Short task: Could you extract every line from all of the items below and reproduce each one word for word?

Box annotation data

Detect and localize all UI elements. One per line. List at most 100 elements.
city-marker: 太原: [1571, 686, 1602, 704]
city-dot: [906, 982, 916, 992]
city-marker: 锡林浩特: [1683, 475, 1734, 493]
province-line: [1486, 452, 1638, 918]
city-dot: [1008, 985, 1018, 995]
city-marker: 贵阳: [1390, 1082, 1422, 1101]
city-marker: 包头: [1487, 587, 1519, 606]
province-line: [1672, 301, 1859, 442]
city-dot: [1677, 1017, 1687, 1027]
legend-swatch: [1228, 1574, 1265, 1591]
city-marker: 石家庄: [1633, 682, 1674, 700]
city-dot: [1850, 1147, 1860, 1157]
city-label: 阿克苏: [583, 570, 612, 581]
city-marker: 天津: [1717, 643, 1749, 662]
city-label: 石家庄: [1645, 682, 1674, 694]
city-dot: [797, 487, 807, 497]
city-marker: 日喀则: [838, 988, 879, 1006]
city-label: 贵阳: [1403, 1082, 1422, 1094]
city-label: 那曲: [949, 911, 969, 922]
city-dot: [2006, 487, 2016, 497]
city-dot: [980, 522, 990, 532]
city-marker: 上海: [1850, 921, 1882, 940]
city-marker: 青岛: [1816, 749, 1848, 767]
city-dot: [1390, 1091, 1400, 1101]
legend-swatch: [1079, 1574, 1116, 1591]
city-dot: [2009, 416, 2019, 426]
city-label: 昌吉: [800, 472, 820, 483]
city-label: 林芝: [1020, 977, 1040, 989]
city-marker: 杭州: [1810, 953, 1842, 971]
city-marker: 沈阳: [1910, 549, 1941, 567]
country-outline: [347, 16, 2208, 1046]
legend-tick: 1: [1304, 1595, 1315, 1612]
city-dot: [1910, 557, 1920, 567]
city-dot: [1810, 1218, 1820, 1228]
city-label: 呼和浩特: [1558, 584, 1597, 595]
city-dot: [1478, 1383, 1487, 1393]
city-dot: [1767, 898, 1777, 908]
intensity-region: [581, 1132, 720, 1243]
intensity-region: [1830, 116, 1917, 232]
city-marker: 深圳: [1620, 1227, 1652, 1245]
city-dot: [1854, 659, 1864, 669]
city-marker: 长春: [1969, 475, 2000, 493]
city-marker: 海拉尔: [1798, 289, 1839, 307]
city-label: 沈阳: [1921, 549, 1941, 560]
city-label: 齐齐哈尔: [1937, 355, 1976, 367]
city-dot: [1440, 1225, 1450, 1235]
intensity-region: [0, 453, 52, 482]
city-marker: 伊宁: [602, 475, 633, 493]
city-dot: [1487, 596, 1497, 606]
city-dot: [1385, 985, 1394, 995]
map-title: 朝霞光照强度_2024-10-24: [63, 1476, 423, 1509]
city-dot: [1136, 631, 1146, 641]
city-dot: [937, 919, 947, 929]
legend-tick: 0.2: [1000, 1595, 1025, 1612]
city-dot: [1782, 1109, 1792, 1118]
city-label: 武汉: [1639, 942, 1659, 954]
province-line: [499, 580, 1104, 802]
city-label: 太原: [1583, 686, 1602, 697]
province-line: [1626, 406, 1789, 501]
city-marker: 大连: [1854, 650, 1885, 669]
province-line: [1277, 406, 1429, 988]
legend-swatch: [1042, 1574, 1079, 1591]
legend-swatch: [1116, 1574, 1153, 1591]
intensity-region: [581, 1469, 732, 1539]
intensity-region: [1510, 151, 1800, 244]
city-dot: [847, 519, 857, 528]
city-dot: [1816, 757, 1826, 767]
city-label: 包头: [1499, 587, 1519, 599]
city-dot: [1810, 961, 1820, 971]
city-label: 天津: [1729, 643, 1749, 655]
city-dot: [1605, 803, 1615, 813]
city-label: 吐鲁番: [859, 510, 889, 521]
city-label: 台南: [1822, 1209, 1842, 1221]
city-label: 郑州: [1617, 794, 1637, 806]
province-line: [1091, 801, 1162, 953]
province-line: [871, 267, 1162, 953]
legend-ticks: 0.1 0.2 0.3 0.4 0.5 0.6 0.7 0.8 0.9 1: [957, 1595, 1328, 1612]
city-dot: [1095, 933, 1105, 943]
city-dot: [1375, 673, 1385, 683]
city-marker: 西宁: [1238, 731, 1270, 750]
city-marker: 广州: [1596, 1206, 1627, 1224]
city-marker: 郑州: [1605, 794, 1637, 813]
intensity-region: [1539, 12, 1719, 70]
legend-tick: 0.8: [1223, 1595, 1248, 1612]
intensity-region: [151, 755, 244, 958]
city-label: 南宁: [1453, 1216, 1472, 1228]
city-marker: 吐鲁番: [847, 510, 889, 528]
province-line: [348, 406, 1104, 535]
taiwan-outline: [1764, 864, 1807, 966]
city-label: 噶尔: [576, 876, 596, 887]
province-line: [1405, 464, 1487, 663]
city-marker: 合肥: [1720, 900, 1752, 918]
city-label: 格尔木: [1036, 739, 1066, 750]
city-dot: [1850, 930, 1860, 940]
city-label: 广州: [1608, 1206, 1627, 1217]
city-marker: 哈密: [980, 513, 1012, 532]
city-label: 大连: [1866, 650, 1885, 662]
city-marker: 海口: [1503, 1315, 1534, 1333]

Answer to the task:
Detect and localize all UI elements. One per line. List at most 100 elements.
city-marker: 太原: [1571, 686, 1602, 704]
city-dot: [906, 982, 916, 992]
city-marker: 锡林浩特: [1683, 475, 1734, 493]
province-line: [1486, 452, 1638, 918]
city-dot: [1008, 985, 1018, 995]
city-marker: 贵阳: [1390, 1082, 1422, 1101]
city-marker: 包头: [1487, 587, 1519, 606]
province-line: [1672, 301, 1859, 442]
city-dot: [1677, 1017, 1687, 1027]
legend-swatch: [1228, 1574, 1265, 1591]
city-marker: 石家庄: [1633, 682, 1674, 700]
city-dot: [1850, 1147, 1860, 1157]
city-label: 阿克苏: [583, 570, 612, 581]
city-marker: 天津: [1717, 643, 1749, 662]
city-label: 石家庄: [1645, 682, 1674, 694]
city-dot: [797, 487, 807, 497]
city-marker: 日喀则: [838, 988, 879, 1006]
city-label: 贵阳: [1403, 1082, 1422, 1094]
city-label: 那曲: [949, 911, 969, 922]
city-dot: [2006, 487, 2016, 497]
city-dot: [980, 522, 990, 532]
city-marker: 上海: [1850, 921, 1882, 940]
city-marker: 青岛: [1816, 749, 1848, 767]
city-dot: [1390, 1091, 1400, 1101]
legend-swatch: [1079, 1574, 1116, 1591]
city-dot: [2009, 416, 2019, 426]
city-label: 昌吉: [800, 472, 820, 483]
city-label: 林芝: [1020, 977, 1040, 989]
city-marker: 杭州: [1810, 953, 1842, 971]
city-marker: 沈阳: [1910, 549, 1941, 567]
country-outline: [347, 16, 2208, 1046]
legend-tick: 1: [1304, 1595, 1315, 1612]
city-dot: [1910, 557, 1920, 567]
city-dot: [1810, 1218, 1820, 1228]
city-label: 呼和浩特: [1558, 584, 1597, 595]
city-dot: [1478, 1383, 1487, 1393]
city-dot: [1767, 898, 1777, 908]
intensity-region: [581, 1132, 720, 1243]
intensity-region: [1830, 116, 1917, 232]
city-marker: 深圳: [1620, 1227, 1652, 1245]
city-dot: [1854, 659, 1864, 669]
city-marker: 长春: [1969, 475, 2000, 493]
city-marker: 海拉尔: [1798, 289, 1839, 307]
city-label: 沈阳: [1921, 549, 1941, 560]
city-label: 齐齐哈尔: [1937, 355, 1976, 367]
city-dot: [1440, 1225, 1450, 1235]
intensity-region: [0, 453, 52, 482]
city-marker: 伊宁: [602, 475, 633, 493]
city-dot: [1487, 596, 1497, 606]
city-dot: [1385, 985, 1394, 995]
map-title: 朝霞光照强度_2024-10-24: [63, 1476, 423, 1509]
city-dot: [1136, 631, 1146, 641]
city-dot: [937, 919, 947, 929]
legend-tick: 0.2: [1000, 1595, 1025, 1612]
city-dot: [1782, 1109, 1792, 1118]
city-label: 武汉: [1639, 942, 1659, 954]
province-line: [499, 580, 1104, 802]
city-label: 太原: [1583, 686, 1602, 697]
province-line: [1626, 406, 1789, 501]
city-marker: 大连: [1854, 650, 1885, 669]
province-line: [1277, 406, 1429, 988]
legend-swatch: [1042, 1574, 1079, 1591]
legend-swatch: [1116, 1574, 1153, 1591]
intensity-region: [581, 1469, 732, 1539]
intensity-region: [1510, 151, 1800, 244]
city-dot: [847, 519, 857, 528]
city-dot: [1816, 757, 1826, 767]
city-label: 包头: [1499, 587, 1519, 599]
city-dot: [1810, 961, 1820, 971]
city-label: 天津: [1729, 643, 1749, 655]
city-dot: [1605, 803, 1615, 813]
city-label: 吐鲁番: [859, 510, 889, 521]
city-label: 台南: [1822, 1209, 1842, 1221]
city-label: 郑州: [1617, 794, 1637, 806]
province-line: [1091, 801, 1162, 953]
province-line: [871, 267, 1162, 953]
legend-ticks: 0.1 0.2 0.3 0.4 0.5 0.6 0.7 0.8 0.9 1: [957, 1595, 1328, 1612]
city-dot: [1095, 933, 1105, 943]
city-dot: [1375, 673, 1385, 683]
city-marker: 西宁: [1238, 731, 1270, 750]
city-marker: 广州: [1596, 1206, 1627, 1224]
city-marker: 郑州: [1605, 794, 1637, 813]
intensity-region: [1539, 12, 1719, 70]
legend-tick: 0.8: [1223, 1595, 1248, 1612]
intensity-region: [151, 755, 244, 958]
city-label: 南宁: [1453, 1216, 1472, 1228]
city-marker: 吐鲁番: [847, 510, 889, 528]
province-line: [348, 406, 1104, 535]
taiwan-outline: [1764, 864, 1807, 966]
city-label: 噶尔: [576, 876, 596, 887]
province-line: [1405, 464, 1487, 663]
city-marker: 合肥: [1720, 900, 1752, 918]
city-label: 格尔木: [1036, 739, 1066, 750]
city-dot: [1850, 930, 1860, 940]
city-label: 广州: [1608, 1206, 1627, 1217]
city-marker: 哈密: [980, 513, 1012, 532]
city-label: 大连: [1866, 650, 1885, 662]
city-marker: 海口: [1503, 1315, 1534, 1333]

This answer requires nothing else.